## PROBLEM DESCRIPTION
Find each line with the word "this" and copy it.

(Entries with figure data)
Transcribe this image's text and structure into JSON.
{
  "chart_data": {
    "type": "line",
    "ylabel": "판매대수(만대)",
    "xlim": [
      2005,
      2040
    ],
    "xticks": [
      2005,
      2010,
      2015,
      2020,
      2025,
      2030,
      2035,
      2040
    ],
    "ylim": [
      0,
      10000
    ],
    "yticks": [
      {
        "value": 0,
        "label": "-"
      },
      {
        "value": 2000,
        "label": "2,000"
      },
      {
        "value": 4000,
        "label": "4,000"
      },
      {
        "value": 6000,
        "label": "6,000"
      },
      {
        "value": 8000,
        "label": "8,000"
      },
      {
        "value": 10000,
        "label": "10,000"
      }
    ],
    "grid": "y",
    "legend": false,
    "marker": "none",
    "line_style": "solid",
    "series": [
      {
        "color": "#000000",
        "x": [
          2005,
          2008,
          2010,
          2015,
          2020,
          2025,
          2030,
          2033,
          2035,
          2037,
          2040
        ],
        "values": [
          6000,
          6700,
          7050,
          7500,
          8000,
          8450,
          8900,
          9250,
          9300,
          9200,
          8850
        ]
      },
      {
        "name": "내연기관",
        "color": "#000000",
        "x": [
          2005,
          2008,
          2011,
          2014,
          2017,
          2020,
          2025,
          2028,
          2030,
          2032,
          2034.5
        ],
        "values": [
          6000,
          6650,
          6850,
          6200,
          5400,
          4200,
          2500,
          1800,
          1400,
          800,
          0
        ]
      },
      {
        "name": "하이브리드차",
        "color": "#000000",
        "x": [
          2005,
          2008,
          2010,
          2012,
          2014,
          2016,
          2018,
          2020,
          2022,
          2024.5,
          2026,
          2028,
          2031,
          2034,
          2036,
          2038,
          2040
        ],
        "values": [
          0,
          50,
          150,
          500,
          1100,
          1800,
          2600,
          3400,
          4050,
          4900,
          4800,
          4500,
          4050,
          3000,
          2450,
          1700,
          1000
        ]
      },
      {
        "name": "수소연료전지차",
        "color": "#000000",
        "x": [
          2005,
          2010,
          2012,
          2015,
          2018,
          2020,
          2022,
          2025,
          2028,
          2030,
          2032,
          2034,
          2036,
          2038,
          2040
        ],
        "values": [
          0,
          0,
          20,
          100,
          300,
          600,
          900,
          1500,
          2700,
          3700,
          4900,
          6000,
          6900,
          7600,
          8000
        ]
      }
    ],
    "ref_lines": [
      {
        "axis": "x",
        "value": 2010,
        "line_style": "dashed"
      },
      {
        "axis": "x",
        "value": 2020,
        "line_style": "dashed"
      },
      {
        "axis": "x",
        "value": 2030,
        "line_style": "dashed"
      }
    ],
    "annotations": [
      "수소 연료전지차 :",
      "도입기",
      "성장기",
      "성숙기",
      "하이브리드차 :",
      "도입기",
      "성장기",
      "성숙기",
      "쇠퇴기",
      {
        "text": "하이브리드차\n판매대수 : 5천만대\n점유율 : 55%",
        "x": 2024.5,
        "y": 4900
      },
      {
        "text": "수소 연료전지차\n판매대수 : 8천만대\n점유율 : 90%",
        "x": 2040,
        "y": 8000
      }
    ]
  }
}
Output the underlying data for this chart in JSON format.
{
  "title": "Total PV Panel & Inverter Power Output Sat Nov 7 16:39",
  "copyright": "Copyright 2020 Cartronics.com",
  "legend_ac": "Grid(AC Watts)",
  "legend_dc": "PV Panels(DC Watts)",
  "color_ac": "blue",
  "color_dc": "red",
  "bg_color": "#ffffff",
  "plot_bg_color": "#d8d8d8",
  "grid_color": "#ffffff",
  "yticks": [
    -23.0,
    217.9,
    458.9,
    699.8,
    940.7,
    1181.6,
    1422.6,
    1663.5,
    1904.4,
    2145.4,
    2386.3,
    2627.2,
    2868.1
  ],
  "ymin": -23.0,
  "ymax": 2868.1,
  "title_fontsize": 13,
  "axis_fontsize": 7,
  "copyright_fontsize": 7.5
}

## RESULT BELOW
Transcribe this image's text and structure into JSON.
Output the underlying data for this chart in JSON format.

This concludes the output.